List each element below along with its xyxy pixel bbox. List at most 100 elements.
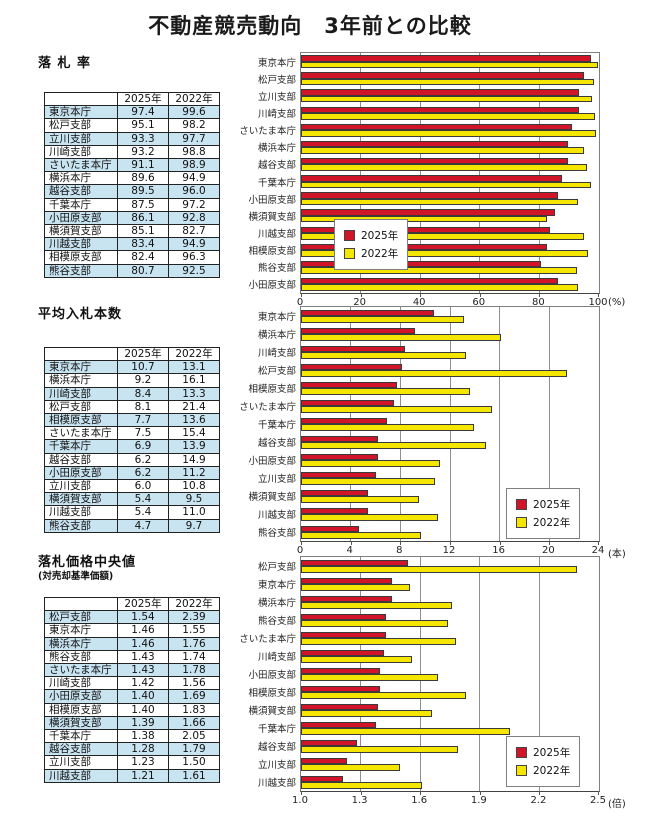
bar-2025年 [301,260,542,268]
table-row: 小田原支部 1.40 1.69 [44,689,220,704]
office-name-cell: 千葉本庁 [44,439,118,454]
category-label: 千葉本庁 [257,420,296,431]
value-cell: 1.43 [117,649,169,665]
bar-2022年 [301,78,594,86]
table-row: 越谷支部 6.2 14.9 [44,452,220,467]
axis-tick-mark [350,541,352,545]
legend-item: 2022年 [516,763,570,778]
x-axis: 0 20 40 60 80 100 (%) [296,297,648,310]
table-row: 相模原支部 82.4 96.3 [44,250,220,265]
office-name-cell: 川越支部 [44,768,118,783]
bar-2022年 [301,424,474,431]
value-cell: 1.50 [168,755,220,770]
office-name-cell: 川崎支部 [44,386,118,401]
category-label: 松戸支部 [257,562,296,573]
value-cell: 87.5 [117,197,169,212]
bar-2022年 [301,496,419,503]
table-row: 熊谷支部 4.7 9.7 [44,518,220,533]
category-label: 川越支部 [257,510,296,521]
table-row: 越谷支部 1.28 1.79 [44,742,220,757]
table-row: 越谷支部 89.5 96.0 [44,184,220,199]
bar-2022年 [301,478,436,485]
plot-area: 2025年 2022年 [300,52,600,297]
table-row: 松戸支部 95.1 98.2 [44,118,220,133]
legend-item: 2022年 [516,515,570,530]
value-cell: 89.5 [117,184,169,199]
bar-2025年 [301,577,393,584]
axis-tick-mark [479,293,481,297]
y-axis-labels: 東京本庁 松戸支部 立川支部 川崎支部 さいたま本庁 横浜本庁 越谷支部 千葉本庁 小田原支部横… [239,52,298,292]
table-row: 千葉本庁 87.5 97.2 [44,197,220,212]
office-name-cell: 相模原支部 [44,250,118,265]
value-cell: 11.0 [168,505,220,520]
value-cell: 11.2 [168,465,220,481]
bid-rate-table: 2025年 2022年 東京本庁 97.4 99.6 松戸支部 95.1 98.2 立川支部 9… [44,91,220,278]
bar-2022年 [301,764,401,771]
avg-bids-table: 2025年 2022年 東京本庁 10.7 13.1 横浜本庁 9.2 16.1 川崎支部 8.… [44,346,220,533]
bar-2025年 [301,157,568,165]
office-name-cell: 横須賀支部 [44,492,118,507]
bar-2025年 [301,72,585,79]
table-header-cell: 2025年 [117,91,169,107]
bar-2022年 [301,638,456,645]
bar-2025年 [301,123,573,131]
bar-2025年 [301,559,409,566]
bar-2022年 [301,674,439,681]
value-cell: 1.40 [117,689,169,704]
value-cell: 8.1 [117,399,169,415]
bar-2025年 [301,381,397,388]
table-header-row: 2025年 2022年 [44,346,220,362]
category-label: 横浜本庁 [257,598,296,609]
bar-2025年 [301,703,379,710]
axis-tick-label: 1.3 [351,795,368,806]
section-subheading-median-price: (対売却基準価額) [38,571,114,582]
category-label: 松戸支部 [257,74,296,86]
chart-legend: 2025年 2022年 [506,488,581,539]
category-label: 東京本庁 [257,57,296,69]
table-row: 松戸支部 8.1 21.4 [44,399,220,415]
bar-2022年 [301,198,578,206]
axis-tick-mark [598,541,599,545]
legend-swatch-2025年 [344,230,355,241]
bar-2022年 [301,620,448,627]
bar-2022年 [301,334,501,341]
category-label: 相模原支部 [248,688,296,699]
category-label: 東京本庁 [257,312,296,323]
table-row: さいたま本庁 91.1 98.9 [44,158,220,173]
table-header-cell: 2025年 [117,346,169,362]
bar-2022年 [301,130,596,137]
bar-2022年 [301,602,452,609]
bar-2025年 [301,739,357,746]
axis-tick-label: 16 [492,545,506,556]
category-label: 川崎支部 [257,652,296,663]
value-cell: 10.7 [117,360,169,375]
table-head: 2025年 2022年 [44,346,220,362]
category-label: 相模原支部 [248,246,296,258]
category-label: 川崎支部 [257,109,296,120]
category-label: 立川支部 [257,474,296,485]
legend-label: 2022年 [533,517,571,529]
value-cell: 1.66 [168,715,220,731]
axis-tick-label: 40 [412,297,426,308]
bar-2022年 [301,728,510,735]
bar-2025年 [301,435,378,442]
table-row: 横須賀支部 1.39 1.66 [44,715,220,731]
table-row: 相模原支部 7.7 13.6 [44,413,220,428]
bar-2025年 [301,667,381,674]
table-row: 千葉本庁 1.38 2.05 [44,729,220,744]
value-cell: 1.38 [117,729,169,744]
category-label: 松戸支部 [257,366,296,377]
bar-2025年 [301,613,387,620]
office-name-cell: 立川支部 [44,479,118,494]
value-cell: 16.1 [168,373,220,388]
office-name-cell: 熊谷支部 [44,263,118,278]
axis-tick-label: 0 [296,297,304,308]
axis-tick-label: 100 [588,297,608,308]
value-cell: 1.21 [117,768,169,783]
office-name-cell: 小田原支部 [44,210,118,226]
value-cell: 96.3 [168,250,220,265]
value-cell: 5.4 [117,492,169,507]
legend-label: 2025年 [533,747,571,759]
value-cell: 85.1 [117,224,169,239]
_ _ _ _ _
■ **TASK**
Lay out every line of the records above as a JSON list of strings, one string per line and no entries for blank lines. Leave the pictures out.

■ **EXERCISE RESPONSE**
[
  "List each element below along with its xyxy pixel bbox. List at most 100 elements.",
  "bar-2025年 [301,260,542,268]",
  "table-row: 小田原支部 1.40 1.69 [44,689,220,704]",
  "office-name-cell: 千葉本庁 [44,439,118,454]",
  "category-label: 千葉本庁 [257,420,296,431]",
  "value-cell: 1.43 [117,649,169,665]",
  "bar-2022年 [301,78,594,86]",
  "table-row: 越谷支部 6.2 14.9 [44,452,220,467]",
  "axis-tick-mark [350,541,352,545]",
  "legend-item: 2022年 [516,763,570,778]",
  "x-axis: 0 20 40 60 80 100 (%) [296,297,648,310]",
  "table-row: 相模原支部 82.4 96.3 [44,250,220,265]",
  "office-name-cell: 川越支部 [44,768,118,783]",
  "bar-2022年 [301,424,474,431]",
  "value-cell: 1.50 [168,755,220,770]",
  "office-name-cell: 川崎支部 [44,386,118,401]",
  "category-label: 松戸支部 [257,562,296,573]",
  "value-cell: 87.5 [117,197,169,212]",
  "bar-2022年 [301,496,419,503]",
  "table-row: 熊谷支部 4.7 9.7 [44,518,220,533]",
  "category-label: 川越支部 [257,510,296,521]",
  "table-row: 越谷支部 1.28 1.79 [44,742,220,757]",
  "table-row: 越谷支部 89.5 96.0 [44,184,220,199]",
  "bar-2022年 [301,478,436,485]",
  "plot-area: 2025年 2022年 [300,52,600,297]",
  "table-row: 松戸支部 95.1 98.2 [44,118,220,133]",
  "legend-item: 2022年 [516,515,570,530]",
  "value-cell: 89.5 [117,184,169,199]",
  "bar-2025年 [301,577,393,584]",
  "axis-tick-mark [479,293,481,297]",
  "y-axis-labels: 東京本庁 松戸支部 立川支部 川崎支部 さいたま本庁 横浜本庁 越谷支部 千葉本庁 小田原支部横… [239,52,298,292]",
  "table-row: 千葉本庁 87.5 97.2 [44,197,220,212]",
  "office-name-cell: 相模原支部 [44,250,118,265]",
  "value-cell: 11.0 [168,505,220,520]",
  "value-cell: 11.2 [168,465,220,481]",
  "bid-rate-table: 2025年 2022年 東京本庁 97.4 99.6 松戸支部 95.1 98.2 立川支部 9… [44,91,220,278]",
  "bar-2022年 [301,764,401,771]",
  "avg-bids-table: 2025年 2022年 東京本庁 10.7 13.1 横浜本庁 9.2 16.1 川崎支部 8.… [44,346,220,533]",
  "bar-2025年 [301,157,568,165]",
  "office-name-cell: 横須賀支部 [44,492,118,507]",
  "bar-2025年 [301,72,585,79]",
  "table-header-cell: 2025年 [117,91,169,107]",
  "bar-2022年 [301,638,456,645]",
  "bar-2025年 [301,123,573,131]",
  "bar-2025年 [301,559,409,566]",
  "bar-2022年 [301,674,439,681]",
  "value-cell: 1.40 [117,689,169,704]",
  "value-cell: 8.1 [117,399,169,415]",
  "bar-2025年 [301,381,397,388]",
  "table-header-row: 2025年 2022年 [44,346,220,362]",
  "category-label: 横浜本庁 [257,598,296,609]",
  "bar-2025年 [301,703,379,710]",
  "axis-tick-label: 1.3 [351,795,368,806]",
  "section-subheading-median-price: (対売却基準価額) [38,571,114,582]",
  "category-label: 松戸支部 [257,74,296,86]",
  "chart-legend: 2025年 2022年 [506,488,581,539]",
  "category-label: 東京本庁 [257,57,296,69]",
  "table-row: 松戸支部 8.1 21.4 [44,399,220,415]",
  "bar-2022年 [301,198,578,206]",
  "axis-tick-mark [598,541,599,545]",
  "legend-swatch-2025年 [344,230,355,241]",
  "bar-2022年 [301,620,448,627]",
  "bar-2022年 [301,334,501,341]",
  "category-label: 相模原支部 [248,688,296,699]",
  "category-label: 東京本庁 [257,312,296,323]",
  "table-row: さいたま本庁 91.1 98.9 [44,158,220,173]",
  "table-header-cell: 2025年 [117,346,169,362]",
  "bar-2022年 [301,130,596,137]",
  "bar-2022年 [301,602,452,609]",
  "bar-2025年 [301,739,357,746]",
  "axis-tick-label: 16 [492,545,506,556]",
  "category-label: 川崎支部 [257,652,296,663]",
  "value-cell: 10.7 [117,360,169,375]",
  "table-head: 2025年 2022年 [44,346,220,362]",
  "category-label: 相模原支部 [248,246,296,258]",
  "category-label: 川崎支部 [257,109,296,120]",
  "category-label: 立川支部 [257,474,296,485]",
  "legend-label: 2022年 [533,517,571,529]",
  "value-cell: 1.66 [168,715,220,731]",
  "axis-tick-label: 40 [412,297,426,308]",
  "bar-2022年 [301,728,510,735]",
  "bar-2025年 [301,435,378,442]",
  "table-row: 横須賀支部 1.39 1.66 [44,715,220,731]",
  "table-row: 相模原支部 7.7 13.6 [44,413,220,428]",
  "bar-2025年 [301,667,381,674]",
  "table-row: 千葉本庁 1.38 2.05 [44,729,220,744]",
  "value-cell: 1.38 [117,729,169,744]",
  "category-label: 松戸支部 [257,366,296,377]",
  "bar-2025年 [301,613,387,620]",
  "office-name-cell: 立川支部 [44,479,118,494]",
  "value-cell: 16.1 [168,373,220,388]",
  "office-name-cell: 熊谷支部 [44,263,118,278]",
  "axis-tick-label: 0 [296,297,304,308]",
  "axis-tick-label: 100 [588,297,608,308]",
  "value-cell: 1.21 [117,768,169,783]",
  "office-name-cell: 小田原支部 [44,210,118,226]",
  "value-cell: 96.3 [168,250,220,265]",
  "value-cell: 5.4 [117,492,169,507]",
  "legend-label: 2025年 [533,747,571,759]",
  "value-cell: 85.1 [117,224,169,239]"
]